Figure contents as structured data
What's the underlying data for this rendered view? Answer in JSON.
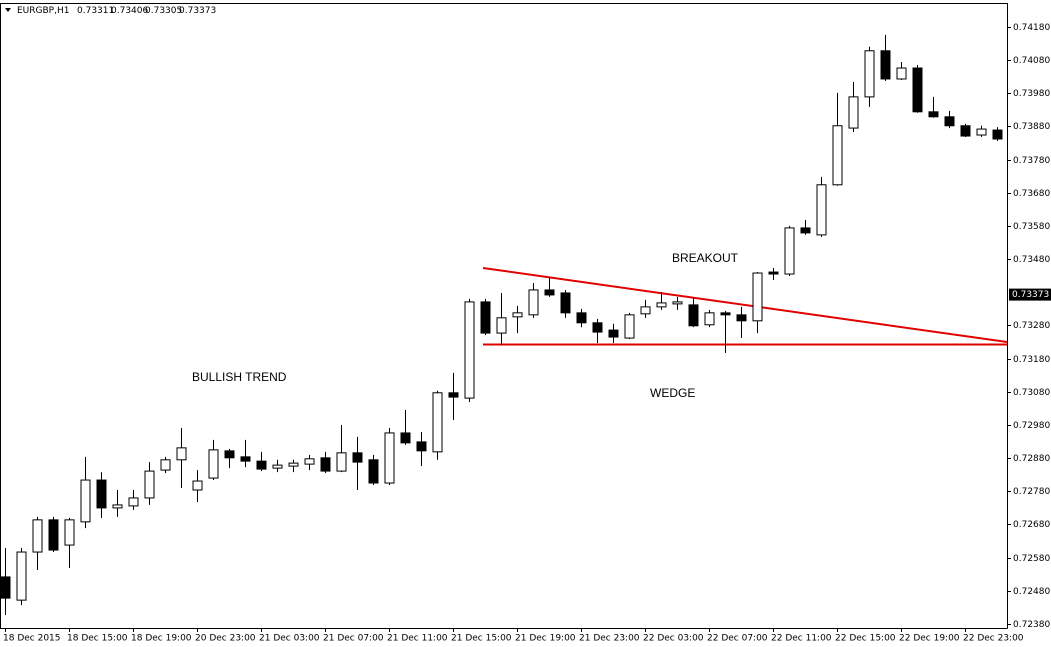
{
  "chart_data": {
    "type": "candlestick",
    "header": {
      "symbol": "EURGBP,H1",
      "open": 0.73311,
      "high": 0.73406,
      "low": 0.73305,
      "close": 0.73373
    },
    "current_price": 0.73373,
    "annotations": [
      "BULLISH TREND",
      "BREAKOUT",
      "WEDGE"
    ],
    "categories": [
      "18 Dec 2015",
      null,
      null,
      null,
      "18 Dec 15:00",
      null,
      null,
      null,
      "18 Dec 19:00",
      null,
      null,
      null,
      "20 Dec 23:00",
      null,
      null,
      null,
      "21 Dec 03:00",
      null,
      null,
      null,
      "21 Dec 07:00",
      null,
      null,
      null,
      "21 Dec 11:00",
      null,
      null,
      null,
      "21 Dec 15:00",
      null,
      null,
      null,
      "21 Dec 19:00",
      null,
      null,
      null,
      "21 Dec 23:00",
      null,
      null,
      null,
      "22 Dec 03:00",
      null,
      null,
      null,
      "22 Dec 07:00",
      null,
      null,
      null,
      "22 Dec 11:00",
      null,
      null,
      null,
      "22 Dec 15:00",
      null,
      null,
      null,
      "22 Dec 19:00",
      null,
      null,
      null,
      "22 Dec 23:00",
      null,
      null
    ],
    "open": [
      0.72522,
      0.72452,
      0.72597,
      0.72694,
      0.72618,
      0.72688,
      0.72814,
      0.7273,
      0.72736,
      0.7276,
      0.72844,
      0.72875,
      0.72784,
      0.7282,
      0.72902,
      0.72884,
      0.72871,
      0.7285,
      0.72856,
      0.72862,
      0.72881,
      0.72841,
      0.72896,
      0.72875,
      0.72805,
      0.72956,
      0.72929,
      0.72899,
      0.73077,
      0.73061,
      0.73351,
      0.73257,
      0.73306,
      0.73312,
      0.73387,
      0.73378,
      0.73318,
      0.73288,
      0.73266,
      0.73242,
      0.73315,
      0.73336,
      0.73345,
      0.73342,
      0.73282,
      0.73318,
      0.73312,
      0.73294,
      0.73441,
      0.73435,
      0.73574,
      0.73553,
      0.73704,
      0.73875,
      0.73969,
      0.74108,
      0.74023,
      0.74056,
      0.73924,
      0.73909,
      0.73882,
      0.73854,
      0.73869
    ],
    "high": [
      0.72609,
      0.72609,
      0.72703,
      0.72703,
      0.727,
      0.72884,
      0.72838,
      0.72784,
      0.72784,
      0.72868,
      0.72884,
      0.72971,
      0.72844,
      0.72935,
      0.72908,
      0.72935,
      0.72899,
      0.72875,
      0.72875,
      0.7289,
      0.72899,
      0.7298,
      0.72944,
      0.7289,
      0.72971,
      0.73025,
      0.72959,
      0.73083,
      0.73137,
      0.7336,
      0.7336,
      0.73378,
      0.73339,
      0.73408,
      0.73426,
      0.73387,
      0.7333,
      0.733,
      0.73285,
      0.73318,
      0.73357,
      0.73381,
      0.73366,
      0.73363,
      0.73327,
      0.73324,
      0.73336,
      0.73441,
      0.73453,
      0.7358,
      0.73598,
      0.73728,
      0.73981,
      0.74014,
      0.7412,
      0.74156,
      0.74074,
      0.74065,
      0.73969,
      0.73927,
      0.73888,
      0.73882,
      0.73878
    ],
    "low": [
      0.72407,
      0.72437,
      0.72543,
      0.72597,
      0.72549,
      0.72669,
      0.727,
      0.72703,
      0.72724,
      0.72739,
      0.72835,
      0.7279,
      0.72748,
      0.72814,
      0.7285,
      0.72853,
      0.72841,
      0.72838,
      0.72838,
      0.72844,
      0.72835,
      0.72838,
      0.72784,
      0.72799,
      0.72799,
      0.7292,
      0.72856,
      0.72875,
      0.72995,
      0.73049,
      0.73251,
      0.73221,
      0.73257,
      0.73303,
      0.73366,
      0.73303,
      0.73275,
      0.73227,
      0.73227,
      0.73239,
      0.73303,
      0.73327,
      0.73327,
      0.73275,
      0.73275,
      0.73197,
      0.73242,
      0.73257,
      0.73417,
      0.73429,
      0.73553,
      0.73547,
      0.73701,
      0.73863,
      0.73939,
      0.74017,
      0.7402,
      0.73921,
      0.73906,
      0.73875,
      0.73848,
      0.73848,
      0.73836
    ],
    "close": [
      0.72458,
      0.72597,
      0.72694,
      0.72603,
      0.72694,
      0.72814,
      0.7273,
      0.72739,
      0.7276,
      0.72841,
      0.72875,
      0.72911,
      0.72811,
      0.72905,
      0.72881,
      0.72871,
      0.72847,
      0.72859,
      0.72865,
      0.72878,
      0.72841,
      0.72896,
      0.72868,
      0.72805,
      0.72956,
      0.72926,
      0.72902,
      0.73077,
      0.73064,
      0.73351,
      0.73257,
      0.73303,
      0.73318,
      0.73387,
      0.73372,
      0.73318,
      0.73288,
      0.7326,
      0.73245,
      0.73312,
      0.73336,
      0.73348,
      0.73351,
      0.73279,
      0.73318,
      0.73312,
      0.73294,
      0.73438,
      0.73435,
      0.73574,
      0.73559,
      0.73704,
      0.73882,
      0.73969,
      0.74108,
      0.74023,
      0.74056,
      0.73924,
      0.73909,
      0.73882,
      0.73851,
      0.73872,
      0.73842
    ],
    "up_color": "#ffffff",
    "down_color": "#000000",
    "ylim": [
      0.72368,
      0.74252
    ],
    "yticks": [
      {
        "value": 0.7418,
        "label": "0.74180"
      },
      {
        "value": 0.7408,
        "label": "0.74080"
      },
      {
        "value": 0.7398,
        "label": "0.73980"
      },
      {
        "value": 0.7388,
        "label": "0.73880"
      },
      {
        "value": 0.7378,
        "label": "0.73780"
      },
      {
        "value": 0.7368,
        "label": "0.73680"
      },
      {
        "value": 0.7358,
        "label": "0.73580"
      },
      {
        "value": 0.7348,
        "label": "0.73480"
      },
      {
        "value": 0.7328,
        "label": "0.73280"
      },
      {
        "value": 0.7318,
        "label": "0.73180"
      },
      {
        "value": 0.7308,
        "label": "0.73080"
      },
      {
        "value": 0.7298,
        "label": "0.72980"
      },
      {
        "value": 0.7288,
        "label": "0.72880"
      },
      {
        "value": 0.7278,
        "label": "0.72780"
      },
      {
        "value": 0.7268,
        "label": "0.72680"
      },
      {
        "value": 0.7258,
        "label": "0.72580"
      },
      {
        "value": 0.7248,
        "label": "0.72480"
      },
      {
        "value": 0.7238,
        "label": "0.72380"
      }
    ],
    "grid": false
  }
}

• [JOB]:
All of the data above should be transcribed verbatim, with pictures omitted.

• [ANSWER TO THE TASK]:
What's the underlying data for this rendered view? Answer in JSON.
{
  "chart_data": {
    "type": "candlestick",
    "header": {
      "symbol": "EURGBP,H1",
      "open": 0.73311,
      "high": 0.73406,
      "low": 0.73305,
      "close": 0.73373
    },
    "current_price": 0.73373,
    "annotations": [
      "BULLISH TREND",
      "BREAKOUT",
      "WEDGE"
    ],
    "categories": [
      "18 Dec 2015",
      null,
      null,
      null,
      "18 Dec 15:00",
      null,
      null,
      null,
      "18 Dec 19:00",
      null,
      null,
      null,
      "20 Dec 23:00",
      null,
      null,
      null,
      "21 Dec 03:00",
      null,
      null,
      null,
      "21 Dec 07:00",
      null,
      null,
      null,
      "21 Dec 11:00",
      null,
      null,
      null,
      "21 Dec 15:00",
      null,
      null,
      null,
      "21 Dec 19:00",
      null,
      null,
      null,
      "21 Dec 23:00",
      null,
      null,
      null,
      "22 Dec 03:00",
      null,
      null,
      null,
      "22 Dec 07:00",
      null,
      null,
      null,
      "22 Dec 11:00",
      null,
      null,
      null,
      "22 Dec 15:00",
      null,
      null,
      null,
      "22 Dec 19:00",
      null,
      null,
      null,
      "22 Dec 23:00",
      null,
      null
    ],
    "open": [
      0.72522,
      0.72452,
      0.72597,
      0.72694,
      0.72618,
      0.72688,
      0.72814,
      0.7273,
      0.72736,
      0.7276,
      0.72844,
      0.72875,
      0.72784,
      0.7282,
      0.72902,
      0.72884,
      0.72871,
      0.7285,
      0.72856,
      0.72862,
      0.72881,
      0.72841,
      0.72896,
      0.72875,
      0.72805,
      0.72956,
      0.72929,
      0.72899,
      0.73077,
      0.73061,
      0.73351,
      0.73257,
      0.73306,
      0.73312,
      0.73387,
      0.73378,
      0.73318,
      0.73288,
      0.73266,
      0.73242,
      0.73315,
      0.73336,
      0.73345,
      0.73342,
      0.73282,
      0.73318,
      0.73312,
      0.73294,
      0.73441,
      0.73435,
      0.73574,
      0.73553,
      0.73704,
      0.73875,
      0.73969,
      0.74108,
      0.74023,
      0.74056,
      0.73924,
      0.73909,
      0.73882,
      0.73854,
      0.73869
    ],
    "high": [
      0.72609,
      0.72609,
      0.72703,
      0.72703,
      0.727,
      0.72884,
      0.72838,
      0.72784,
      0.72784,
      0.72868,
      0.72884,
      0.72971,
      0.72844,
      0.72935,
      0.72908,
      0.72935,
      0.72899,
      0.72875,
      0.72875,
      0.7289,
      0.72899,
      0.7298,
      0.72944,
      0.7289,
      0.72971,
      0.73025,
      0.72959,
      0.73083,
      0.73137,
      0.7336,
      0.7336,
      0.73378,
      0.73339,
      0.73408,
      0.73426,
      0.73387,
      0.7333,
      0.733,
      0.73285,
      0.73318,
      0.73357,
      0.73381,
      0.73366,
      0.73363,
      0.73327,
      0.73324,
      0.73336,
      0.73441,
      0.73453,
      0.7358,
      0.73598,
      0.73728,
      0.73981,
      0.74014,
      0.7412,
      0.74156,
      0.74074,
      0.74065,
      0.73969,
      0.73927,
      0.73888,
      0.73882,
      0.73878
    ],
    "low": [
      0.72407,
      0.72437,
      0.72543,
      0.72597,
      0.72549,
      0.72669,
      0.727,
      0.72703,
      0.72724,
      0.72739,
      0.72835,
      0.7279,
      0.72748,
      0.72814,
      0.7285,
      0.72853,
      0.72841,
      0.72838,
      0.72838,
      0.72844,
      0.72835,
      0.72838,
      0.72784,
      0.72799,
      0.72799,
      0.7292,
      0.72856,
      0.72875,
      0.72995,
      0.73049,
      0.73251,
      0.73221,
      0.73257,
      0.73303,
      0.73366,
      0.73303,
      0.73275,
      0.73227,
      0.73227,
      0.73239,
      0.73303,
      0.73327,
      0.73327,
      0.73275,
      0.73275,
      0.73197,
      0.73242,
      0.73257,
      0.73417,
      0.73429,
      0.73553,
      0.73547,
      0.73701,
      0.73863,
      0.73939,
      0.74017,
      0.7402,
      0.73921,
      0.73906,
      0.73875,
      0.73848,
      0.73848,
      0.73836
    ],
    "close": [
      0.72458,
      0.72597,
      0.72694,
      0.72603,
      0.72694,
      0.72814,
      0.7273,
      0.72739,
      0.7276,
      0.72841,
      0.72875,
      0.72911,
      0.72811,
      0.72905,
      0.72881,
      0.72871,
      0.72847,
      0.72859,
      0.72865,
      0.72878,
      0.72841,
      0.72896,
      0.72868,
      0.72805,
      0.72956,
      0.72926,
      0.72902,
      0.73077,
      0.73064,
      0.73351,
      0.73257,
      0.73303,
      0.73318,
      0.73387,
      0.73372,
      0.73318,
      0.73288,
      0.7326,
      0.73245,
      0.73312,
      0.73336,
      0.73348,
      0.73351,
      0.73279,
      0.73318,
      0.73312,
      0.73294,
      0.73438,
      0.73435,
      0.73574,
      0.73559,
      0.73704,
      0.73882,
      0.73969,
      0.74108,
      0.74023,
      0.74056,
      0.73924,
      0.73909,
      0.73882,
      0.73851,
      0.73872,
      0.73842
    ],
    "up_color": "#ffffff",
    "down_color": "#000000",
    "ylim": [
      0.72368,
      0.74252
    ],
    "yticks": [
      {
        "value": 0.7418,
        "label": "0.74180"
      },
      {
        "value": 0.7408,
        "label": "0.74080"
      },
      {
        "value": 0.7398,
        "label": "0.73980"
      },
      {
        "value": 0.7388,
        "label": "0.73880"
      },
      {
        "value": 0.7378,
        "label": "0.73780"
      },
      {
        "value": 0.7368,
        "label": "0.73680"
      },
      {
        "value": 0.7358,
        "label": "0.73580"
      },
      {
        "value": 0.7348,
        "label": "0.73480"
      },
      {
        "value": 0.7328,
        "label": "0.73280"
      },
      {
        "value": 0.7318,
        "label": "0.73180"
      },
      {
        "value": 0.7308,
        "label": "0.73080"
      },
      {
        "value": 0.7298,
        "label": "0.72980"
      },
      {
        "value": 0.7288,
        "label": "0.72880"
      },
      {
        "value": 0.7278,
        "label": "0.72780"
      },
      {
        "value": 0.7268,
        "label": "0.72680"
      },
      {
        "value": 0.7258,
        "label": "0.72580"
      },
      {
        "value": 0.7248,
        "label": "0.72480"
      },
      {
        "value": 0.7238,
        "label": "0.72380"
      }
    ],
    "grid": false
  }
}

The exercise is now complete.